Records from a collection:
++++++

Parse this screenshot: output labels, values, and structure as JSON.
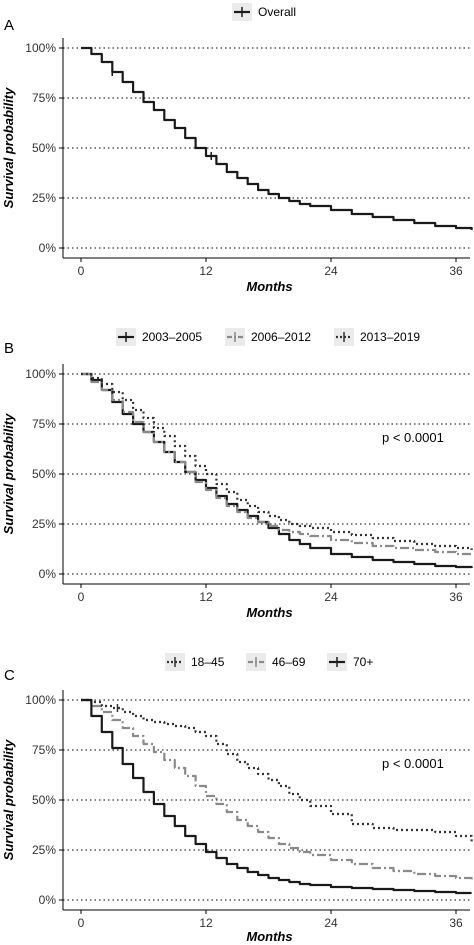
{
  "chart_data": [
    {
      "type": "line",
      "panel_label": "A",
      "xlabel": "Months",
      "ylabel": "Survival probability",
      "xlim": [
        0,
        37.5
      ],
      "ylim": [
        0,
        1
      ],
      "x_ticks": [
        0,
        12,
        24,
        36
      ],
      "x_tick_labels": [
        "0",
        "12",
        "24",
        "36"
      ],
      "y_ticks": [
        0,
        0.25,
        0.5,
        0.75,
        1
      ],
      "y_tick_labels": [
        "0%",
        "25%",
        "50%",
        "75%",
        "100%"
      ],
      "grid": "horizontal dotted",
      "legend_position": "top",
      "annotation": "",
      "series": [
        {
          "name": "Overall",
          "color": "#1a1a1a",
          "dash": "solid",
          "x": [
            0,
            1,
            2,
            3,
            4,
            5,
            6,
            7,
            8,
            9,
            10,
            11,
            12,
            13,
            14,
            15,
            16,
            17,
            18,
            19,
            20,
            21,
            22,
            24,
            26,
            28,
            30,
            32,
            34,
            36,
            37.5
          ],
          "y": [
            1.0,
            0.97,
            0.93,
            0.88,
            0.83,
            0.78,
            0.73,
            0.69,
            0.64,
            0.6,
            0.55,
            0.5,
            0.46,
            0.42,
            0.38,
            0.35,
            0.32,
            0.29,
            0.27,
            0.25,
            0.235,
            0.22,
            0.21,
            0.19,
            0.17,
            0.155,
            0.14,
            0.125,
            0.11,
            0.1,
            0.09
          ],
          "censor_x": [
            3,
            12.5
          ]
        }
      ]
    },
    {
      "type": "line",
      "panel_label": "B",
      "xlabel": "Months",
      "ylabel": "Survival probability",
      "xlim": [
        0,
        37.5
      ],
      "ylim": [
        0,
        1
      ],
      "x_ticks": [
        0,
        12,
        24,
        36
      ],
      "x_tick_labels": [
        "0",
        "12",
        "24",
        "36"
      ],
      "y_ticks": [
        0,
        0.25,
        0.5,
        0.75,
        1
      ],
      "y_tick_labels": [
        "0%",
        "25%",
        "50%",
        "75%",
        "100%"
      ],
      "grid": "horizontal dotted",
      "legend_position": "top",
      "annotation": "p < 0.0001",
      "series": [
        {
          "name": "2003–2005",
          "color": "#1a1a1a",
          "dash": "solid",
          "x": [
            0,
            1,
            2,
            3,
            4,
            5,
            6,
            7,
            8,
            9,
            10,
            11,
            12,
            13,
            14,
            15,
            16,
            17,
            18,
            19,
            20,
            21,
            22,
            24,
            26,
            28,
            30,
            32,
            34,
            36,
            37.5
          ],
          "y": [
            1.0,
            0.97,
            0.92,
            0.86,
            0.8,
            0.75,
            0.71,
            0.66,
            0.61,
            0.56,
            0.51,
            0.47,
            0.43,
            0.39,
            0.35,
            0.32,
            0.29,
            0.26,
            0.23,
            0.2,
            0.17,
            0.15,
            0.13,
            0.1,
            0.085,
            0.07,
            0.06,
            0.05,
            0.04,
            0.035,
            0.03
          ]
        },
        {
          "name": "2006–2012",
          "color": "#8a8a8a",
          "dash": "dashdot",
          "x": [
            0,
            1,
            2,
            3,
            4,
            5,
            6,
            7,
            8,
            9,
            10,
            11,
            12,
            13,
            14,
            15,
            16,
            17,
            18,
            19,
            20,
            21,
            22,
            24,
            26,
            28,
            30,
            32,
            34,
            36,
            37.5
          ],
          "y": [
            1.0,
            0.96,
            0.92,
            0.87,
            0.81,
            0.76,
            0.71,
            0.66,
            0.61,
            0.56,
            0.51,
            0.46,
            0.42,
            0.38,
            0.34,
            0.31,
            0.28,
            0.26,
            0.24,
            0.22,
            0.21,
            0.2,
            0.19,
            0.17,
            0.155,
            0.14,
            0.13,
            0.12,
            0.11,
            0.1,
            0.09
          ]
        },
        {
          "name": "2013–2019",
          "color": "#333333",
          "dash": "dotted",
          "x": [
            0,
            1,
            2,
            3,
            4,
            5,
            6,
            7,
            8,
            9,
            10,
            11,
            12,
            13,
            14,
            15,
            16,
            17,
            18,
            19,
            20,
            21,
            22,
            24,
            26,
            28,
            30,
            32,
            34,
            36,
            37.5
          ],
          "y": [
            1.0,
            0.98,
            0.95,
            0.91,
            0.87,
            0.82,
            0.78,
            0.73,
            0.69,
            0.64,
            0.59,
            0.54,
            0.5,
            0.45,
            0.41,
            0.37,
            0.34,
            0.31,
            0.29,
            0.27,
            0.25,
            0.24,
            0.23,
            0.21,
            0.195,
            0.18,
            0.165,
            0.15,
            0.14,
            0.13,
            0.12
          ]
        }
      ]
    },
    {
      "type": "line",
      "panel_label": "C",
      "xlabel": "Months",
      "ylabel": "Survival probability",
      "xlim": [
        0,
        37.5
      ],
      "ylim": [
        0,
        1
      ],
      "x_ticks": [
        0,
        12,
        24,
        36
      ],
      "x_tick_labels": [
        "0",
        "12",
        "24",
        "36"
      ],
      "y_ticks": [
        0,
        0.25,
        0.5,
        0.75,
        1
      ],
      "y_tick_labels": [
        "0%",
        "25%",
        "50%",
        "75%",
        "100%"
      ],
      "grid": "horizontal dotted",
      "legend_position": "top",
      "annotation": "p < 0.0001",
      "series": [
        {
          "name": "18–45",
          "color": "#333333",
          "dash": "dotted",
          "x": [
            0,
            1,
            2,
            3,
            4,
            5,
            6,
            7,
            8,
            9,
            10,
            11,
            12,
            13,
            14,
            15,
            16,
            17,
            18,
            19,
            20,
            21,
            22,
            24,
            26,
            28,
            30,
            32,
            34,
            36,
            37.5
          ],
          "y": [
            1.0,
            0.99,
            0.97,
            0.96,
            0.94,
            0.92,
            0.9,
            0.89,
            0.88,
            0.87,
            0.86,
            0.84,
            0.82,
            0.78,
            0.73,
            0.69,
            0.66,
            0.63,
            0.6,
            0.57,
            0.53,
            0.5,
            0.47,
            0.43,
            0.38,
            0.36,
            0.35,
            0.35,
            0.34,
            0.32,
            0.28
          ],
          "censor_x": [
            3.5
          ]
        },
        {
          "name": "46–69",
          "color": "#8a8a8a",
          "dash": "dashdot",
          "x": [
            0,
            1,
            2,
            3,
            4,
            5,
            6,
            7,
            8,
            9,
            10,
            11,
            12,
            13,
            14,
            15,
            16,
            17,
            18,
            19,
            20,
            21,
            22,
            24,
            26,
            28,
            30,
            32,
            34,
            36,
            37.5
          ],
          "y": [
            1.0,
            0.97,
            0.94,
            0.9,
            0.86,
            0.82,
            0.78,
            0.74,
            0.7,
            0.66,
            0.62,
            0.57,
            0.52,
            0.48,
            0.44,
            0.4,
            0.37,
            0.34,
            0.31,
            0.28,
            0.26,
            0.24,
            0.225,
            0.2,
            0.18,
            0.16,
            0.145,
            0.13,
            0.12,
            0.11,
            0.1
          ]
        },
        {
          "name": "70+",
          "color": "#1a1a1a",
          "dash": "solid",
          "x": [
            0,
            1,
            2,
            3,
            4,
            5,
            6,
            7,
            8,
            9,
            10,
            11,
            12,
            13,
            14,
            15,
            16,
            17,
            18,
            19,
            20,
            21,
            22,
            24,
            26,
            28,
            30,
            32,
            34,
            36,
            37.5
          ],
          "y": [
            1.0,
            0.92,
            0.84,
            0.76,
            0.68,
            0.61,
            0.54,
            0.48,
            0.42,
            0.37,
            0.32,
            0.28,
            0.24,
            0.21,
            0.18,
            0.16,
            0.14,
            0.125,
            0.11,
            0.1,
            0.09,
            0.08,
            0.075,
            0.065,
            0.06,
            0.055,
            0.05,
            0.045,
            0.04,
            0.035,
            0.035
          ]
        }
      ]
    }
  ]
}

++++++

_Aim_
The answer is a single number, the count of lines in the records that contain the string "name".

_Answer to this problem_
7